*Element and coordinate records*:
* START *

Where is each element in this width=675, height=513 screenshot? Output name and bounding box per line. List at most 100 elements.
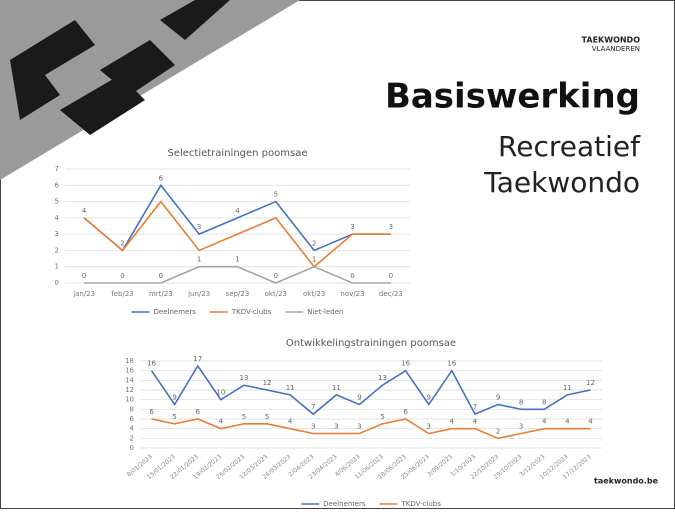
y-tick-label: 4 [55,214,60,222]
legend-label: TKDV-clubs [231,308,272,316]
x-tick-label: dec/23 [379,290,403,298]
data-label: 6 [149,408,154,416]
y-tick-label: 0 [130,444,134,452]
data-label: 12 [263,379,272,387]
data-label: 3 [389,223,393,231]
data-label: 16 [147,360,156,368]
y-tick-label: 0 [55,279,59,287]
data-label: 4 [473,418,478,426]
x-tick-label: nov/23 [340,290,364,298]
chart-title: Selectietrainingen poomsae [167,148,307,159]
x-tick-label: jan/23 [72,290,95,298]
logo-graphic [0,0,300,180]
y-tick-label: 6 [55,181,60,189]
y-tick-label: 10 [125,396,134,404]
legend: Deelnemers TKDV-clubs [301,500,441,508]
data-label: 5 [274,191,278,199]
legend-label: TKDV-clubs [400,500,441,508]
series-line [84,265,391,284]
y-tick-label: 6 [130,415,135,423]
data-label: 0 [389,272,393,280]
data-label: 3 [197,223,201,231]
data-label: 4 [588,418,593,426]
data-label: 1 [197,256,201,264]
slide-title: Basiswerking [385,77,640,117]
data-label: 3 [350,223,354,231]
data-label: 3 [334,423,338,431]
data-label: 16 [447,360,456,368]
footer: taekwondo.be [594,477,659,486]
x-tick-label: okt/23 [265,290,287,298]
data-label: 8 [519,398,523,406]
data-label: 3 [427,423,431,431]
y-tick-label: 1 [55,263,59,271]
series-line [150,364,591,416]
data-label: 4 [235,207,240,215]
y-tick-label: 7 [55,165,59,173]
data-label: 17 [193,355,202,363]
legend-label: Deelnemers [154,308,197,316]
data-label: 4 [565,418,570,426]
y-tick-label: 18 [125,357,134,365]
x-tick-label: sep/23 [226,290,250,298]
data-label: 4 [82,207,87,215]
x-tick-label: feb/23 [111,290,133,298]
series-line [83,200,391,268]
y-tick-label: 5 [55,198,59,206]
y-tick-label: 14 [125,376,134,384]
series-line [151,418,591,440]
data-label: 8 [542,398,546,406]
y-tick-label: 16 [125,367,134,375]
data-label: 4 [288,418,293,426]
data-label: 9 [427,394,431,402]
data-label: 0 [159,272,163,280]
data-label: 11 [332,384,341,392]
data-label: 16 [401,360,410,368]
data-label: 7 [311,403,315,411]
data-label: 1 [312,256,316,264]
legend: Deelnemers TKDV-clubs Niet-leden [131,308,343,316]
data-label: 5 [242,413,246,421]
data-label: 4 [219,418,224,426]
data-label: 10 [216,389,225,397]
data-label: 1 [235,256,239,264]
data-label: 0 [274,272,278,280]
slide-subtitle: Recreatief [498,130,641,163]
data-label: 13 [239,374,248,382]
logo-text: VLAANDEREN [592,45,640,53]
data-label: 6 [159,174,164,182]
data-label: 6 [196,408,201,416]
data-label: 5 [265,413,269,421]
data-label: 3 [519,423,523,431]
x-tick-label: mrt/23 [149,290,173,298]
legend-label: Niet-leden [307,308,343,316]
data-label: 2 [312,239,316,247]
data-label: 0 [120,272,124,280]
data-label: 0 [82,272,86,280]
data-label: 7 [473,403,477,411]
chart-title: Ontwikkelingstrainingen poomsae [286,338,456,349]
y-tick-label: 4 [130,425,135,433]
data-label: 5 [380,413,384,421]
y-tick-label: 2 [130,434,134,442]
data-label: 3 [357,423,361,431]
data-label: 0 [350,272,354,280]
data-label: 6 [403,408,408,416]
data-label: 13 [378,374,387,382]
data-label: 2 [120,239,124,247]
data-label: 2 [496,427,500,435]
legend-label: Deelnemers [323,500,366,508]
y-tick-label: 3 [55,230,59,238]
x-tick-label: jun/23 [187,290,210,298]
data-label: 12 [586,379,595,387]
series-line [83,183,391,252]
y-tick-label: 2 [55,246,59,254]
data-label: 11 [563,384,572,392]
x-tick-label: okt/23 [303,290,325,298]
slide-subtitle: Taekwondo [483,166,640,199]
data-label: 4 [450,418,455,426]
logo-text: TAEKWONDO [582,36,641,45]
data-label: 9 [172,394,176,402]
data-label: 11 [286,384,295,392]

* END *

Can you repeat, word for word, the part of the records that begins with the line containing "y-tick-label: 4 [55,214,60,222]" and ends with the line containing "x-tick-label: nov/23 [340,290,364,298]", including both of those lines?

y-tick-label: 4 [55,214,60,222]
legend-label: TKDV-clubs [231,308,272,316]
x-tick-label: dec/23 [379,290,403,298]
data-label: 6 [149,408,154,416]
y-tick-label: 0 [130,444,134,452]
data-label: 12 [263,379,272,387]
data-label: 3 [389,223,393,231]
data-label: 16 [147,360,156,368]
y-tick-label: 0 [55,279,59,287]
data-label: 4 [473,418,478,426]
x-tick-label: nov/23 [340,290,364,298]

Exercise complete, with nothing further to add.